**Problem**
All material below is to be reproduced exactly.

**Working data**
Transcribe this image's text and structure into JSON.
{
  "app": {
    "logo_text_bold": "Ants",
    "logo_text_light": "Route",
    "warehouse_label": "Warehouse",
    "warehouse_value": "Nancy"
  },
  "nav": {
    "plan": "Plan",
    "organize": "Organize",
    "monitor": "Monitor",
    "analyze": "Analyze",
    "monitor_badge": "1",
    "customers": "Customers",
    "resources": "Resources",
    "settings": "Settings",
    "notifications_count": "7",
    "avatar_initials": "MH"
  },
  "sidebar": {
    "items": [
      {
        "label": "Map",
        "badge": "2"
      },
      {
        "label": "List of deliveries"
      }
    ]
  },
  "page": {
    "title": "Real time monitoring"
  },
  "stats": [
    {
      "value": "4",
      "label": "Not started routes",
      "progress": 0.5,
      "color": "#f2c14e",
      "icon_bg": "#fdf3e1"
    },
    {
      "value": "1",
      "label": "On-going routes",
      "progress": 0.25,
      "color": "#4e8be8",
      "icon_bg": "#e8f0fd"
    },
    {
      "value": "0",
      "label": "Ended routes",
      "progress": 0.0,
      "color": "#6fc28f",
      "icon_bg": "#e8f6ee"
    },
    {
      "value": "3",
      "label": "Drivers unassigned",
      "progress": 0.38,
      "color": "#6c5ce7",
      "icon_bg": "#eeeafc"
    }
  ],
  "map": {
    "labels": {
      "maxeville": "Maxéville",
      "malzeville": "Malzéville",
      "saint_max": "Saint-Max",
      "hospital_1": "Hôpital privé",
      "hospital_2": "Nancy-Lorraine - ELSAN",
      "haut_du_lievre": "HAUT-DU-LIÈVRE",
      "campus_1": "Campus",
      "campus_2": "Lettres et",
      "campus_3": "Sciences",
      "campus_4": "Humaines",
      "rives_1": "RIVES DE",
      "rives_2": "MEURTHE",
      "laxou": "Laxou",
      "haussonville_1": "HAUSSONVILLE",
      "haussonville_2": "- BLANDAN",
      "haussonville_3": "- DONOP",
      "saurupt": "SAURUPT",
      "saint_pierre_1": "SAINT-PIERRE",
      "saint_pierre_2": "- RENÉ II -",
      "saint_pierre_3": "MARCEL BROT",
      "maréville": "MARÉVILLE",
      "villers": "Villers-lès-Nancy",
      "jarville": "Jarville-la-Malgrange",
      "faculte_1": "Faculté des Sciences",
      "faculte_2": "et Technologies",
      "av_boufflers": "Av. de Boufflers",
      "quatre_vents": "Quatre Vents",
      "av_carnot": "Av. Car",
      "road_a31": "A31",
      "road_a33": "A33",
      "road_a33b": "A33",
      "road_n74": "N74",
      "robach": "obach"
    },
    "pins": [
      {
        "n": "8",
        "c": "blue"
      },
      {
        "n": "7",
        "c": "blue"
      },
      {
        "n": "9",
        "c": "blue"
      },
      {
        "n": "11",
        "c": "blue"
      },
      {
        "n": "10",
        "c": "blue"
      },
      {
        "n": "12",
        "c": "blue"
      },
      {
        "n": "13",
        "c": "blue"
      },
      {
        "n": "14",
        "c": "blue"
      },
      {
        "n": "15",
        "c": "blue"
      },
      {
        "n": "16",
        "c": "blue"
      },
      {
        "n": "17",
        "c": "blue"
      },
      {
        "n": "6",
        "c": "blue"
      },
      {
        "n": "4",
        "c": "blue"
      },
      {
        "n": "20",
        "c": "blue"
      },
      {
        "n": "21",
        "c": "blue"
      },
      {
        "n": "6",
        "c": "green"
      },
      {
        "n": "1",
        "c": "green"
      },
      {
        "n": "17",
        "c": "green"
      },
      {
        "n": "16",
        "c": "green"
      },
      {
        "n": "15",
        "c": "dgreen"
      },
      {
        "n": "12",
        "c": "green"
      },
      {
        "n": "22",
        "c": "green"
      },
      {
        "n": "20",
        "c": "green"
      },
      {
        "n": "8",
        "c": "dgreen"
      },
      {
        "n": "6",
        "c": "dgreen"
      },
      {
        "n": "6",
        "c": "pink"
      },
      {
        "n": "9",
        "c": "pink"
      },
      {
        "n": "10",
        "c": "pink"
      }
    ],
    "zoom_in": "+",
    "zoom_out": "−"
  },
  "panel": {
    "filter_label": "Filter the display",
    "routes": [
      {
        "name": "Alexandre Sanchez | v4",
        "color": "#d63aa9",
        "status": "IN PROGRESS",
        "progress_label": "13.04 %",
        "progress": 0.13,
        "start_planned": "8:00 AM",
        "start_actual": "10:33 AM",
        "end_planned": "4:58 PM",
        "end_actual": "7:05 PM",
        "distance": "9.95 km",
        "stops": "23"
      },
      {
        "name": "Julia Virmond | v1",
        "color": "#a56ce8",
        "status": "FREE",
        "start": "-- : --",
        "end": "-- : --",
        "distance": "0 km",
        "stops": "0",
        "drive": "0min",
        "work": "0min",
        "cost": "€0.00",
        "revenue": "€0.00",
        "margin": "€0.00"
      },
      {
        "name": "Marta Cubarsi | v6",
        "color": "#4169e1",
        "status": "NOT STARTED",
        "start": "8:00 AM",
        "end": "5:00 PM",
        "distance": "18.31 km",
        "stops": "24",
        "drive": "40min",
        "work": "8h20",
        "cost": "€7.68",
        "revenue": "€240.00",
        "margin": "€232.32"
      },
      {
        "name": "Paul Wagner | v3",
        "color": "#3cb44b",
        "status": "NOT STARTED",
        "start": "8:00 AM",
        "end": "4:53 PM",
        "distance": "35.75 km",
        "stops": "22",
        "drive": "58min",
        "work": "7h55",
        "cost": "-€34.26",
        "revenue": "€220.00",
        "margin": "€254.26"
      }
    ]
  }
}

**Result of this task**
Transcribe this image's text and structure into JSON.
{
  "app": {
    "logo_text_bold": "Ants",
    "logo_text_light": "Route",
    "warehouse_label": "Warehouse",
    "warehouse_value": "Nancy"
  },
  "nav": {
    "plan": "Plan",
    "organize": "Organize",
    "monitor": "Monitor",
    "analyze": "Analyze",
    "monitor_badge": "1",
    "customers": "Customers",
    "resources": "Resources",
    "settings": "Settings",
    "notifications_count": "7",
    "avatar_initials": "MH"
  },
  "sidebar": {
    "items": [
      {
        "label": "Map",
        "badge": "2"
      },
      {
        "label": "List of deliveries"
      }
    ]
  },
  "page": {
    "title": "Real time monitoring"
  },
  "stats": [
    {
      "value": "4",
      "label": "Not started routes",
      "progress": 0.5,
      "color": "#f2c14e",
      "icon_bg": "#fdf3e1"
    },
    {
      "value": "1",
      "label": "On-going routes",
      "progress": 0.25,
      "color": "#4e8be8",
      "icon_bg": "#e8f0fd"
    },
    {
      "value": "0",
      "label": "Ended routes",
      "progress": 0.0,
      "color": "#6fc28f",
      "icon_bg": "#e8f6ee"
    },
    {
      "value": "3",
      "label": "Drivers unassigned",
      "progress": 0.38,
      "color": "#6c5ce7",
      "icon_bg": "#eeeafc"
    }
  ],
  "map": {
    "labels": {
      "maxeville": "Maxéville",
      "malzeville": "Malzéville",
      "saint_max": "Saint-Max",
      "hospital_1": "Hôpital privé",
      "hospital_2": "Nancy-Lorraine - ELSAN",
      "haut_du_lievre": "HAUT-DU-LIÈVRE",
      "campus_1": "Campus",
      "campus_2": "Lettres et",
      "campus_3": "Sciences",
      "campus_4": "Humaines",
      "rives_1": "RIVES DE",
      "rives_2": "MEURTHE",
      "laxou": "Laxou",
      "haussonville_1": "HAUSSONVILLE",
      "haussonville_2": "- BLANDAN",
      "haussonville_3": "- DONOP",
      "saurupt": "SAURUPT",
      "saint_pierre_1": "SAINT-PIERRE",
      "saint_pierre_2": "- RENÉ II -",
      "saint_pierre_3": "MARCEL BROT",
      "maréville": "MARÉVILLE",
      "villers": "Villers-lès-Nancy",
      "jarville": "Jarville-la-Malgrange",
      "faculte_1": "Faculté des Sciences",
      "faculte_2": "et Technologies",
      "av_boufflers": "Av. de Boufflers",
      "quatre_vents": "Quatre Vents",
      "av_carnot": "Av. Car",
      "road_a31": "A31",
      "road_a33": "A33",
      "road_a33b": "A33",
      "road_n74": "N74",
      "robach": "obach"
    },
    "pins": [
      {
        "n": "8",
        "c": "blue"
      },
      {
        "n": "7",
        "c": "blue"
      },
      {
        "n": "9",
        "c": "blue"
      },
      {
        "n": "11",
        "c": "blue"
      },
      {
        "n": "10",
        "c": "blue"
      },
      {
        "n": "12",
        "c": "blue"
      },
      {
        "n": "13",
        "c": "blue"
      },
      {
        "n": "14",
        "c": "blue"
      },
      {
        "n": "15",
        "c": "blue"
      },
      {
        "n": "16",
        "c": "blue"
      },
      {
        "n": "17",
        "c": "blue"
      },
      {
        "n": "6",
        "c": "blue"
      },
      {
        "n": "4",
        "c": "blue"
      },
      {
        "n": "20",
        "c": "blue"
      },
      {
        "n": "21",
        "c": "blue"
      },
      {
        "n": "6",
        "c": "green"
      },
      {
        "n": "1",
        "c": "green"
      },
      {
        "n": "17",
        "c": "green"
      },
      {
        "n": "16",
        "c": "green"
      },
      {
        "n": "15",
        "c": "dgreen"
      },
      {
        "n": "12",
        "c": "green"
      },
      {
        "n": "22",
        "c": "green"
      },
      {
        "n": "20",
        "c": "green"
      },
      {
        "n": "8",
        "c": "dgreen"
      },
      {
        "n": "6",
        "c": "dgreen"
      },
      {
        "n": "6",
        "c": "pink"
      },
      {
        "n": "9",
        "c": "pink"
      },
      {
        "n": "10",
        "c": "pink"
      }
    ],
    "zoom_in": "+",
    "zoom_out": "−"
  },
  "panel": {
    "filter_label": "Filter the display",
    "routes": [
      {
        "name": "Alexandre Sanchez | v4",
        "color": "#d63aa9",
        "status": "IN PROGRESS",
        "progress_label": "13.04 %",
        "progress": 0.13,
        "start_planned": "8:00 AM",
        "start_actual": "10:33 AM",
        "end_planned": "4:58 PM",
        "end_actual": "7:05 PM",
        "distance": "9.95 km",
        "stops": "23"
      },
      {
        "name": "Julia Virmond | v1",
        "color": "#a56ce8",
        "status": "FREE",
        "start": "-- : --",
        "end": "-- : --",
        "distance": "0 km",
        "stops": "0",
        "drive": "0min",
        "work": "0min",
        "cost": "€0.00",
        "revenue": "€0.00",
        "margin": "€0.00"
      },
      {
        "name": "Marta Cubarsi | v6",
        "color": "#4169e1",
        "status": "NOT STARTED",
        "start": "8:00 AM",
        "end": "5:00 PM",
        "distance": "18.31 km",
        "stops": "24",
        "drive": "40min",
        "work": "8h20",
        "cost": "€7.68",
        "revenue": "€240.00",
        "margin": "€232.32"
      },
      {
        "name": "Paul Wagner | v3",
        "color": "#3cb44b",
        "status": "NOT STARTED",
        "start": "8:00 AM",
        "end": "4:53 PM",
        "distance": "35.75 km",
        "stops": "22",
        "drive": "58min",
        "work": "7h55",
        "cost": "-€34.26",
        "revenue": "€220.00",
        "margin": "€254.26"
      }
    ]
  }
}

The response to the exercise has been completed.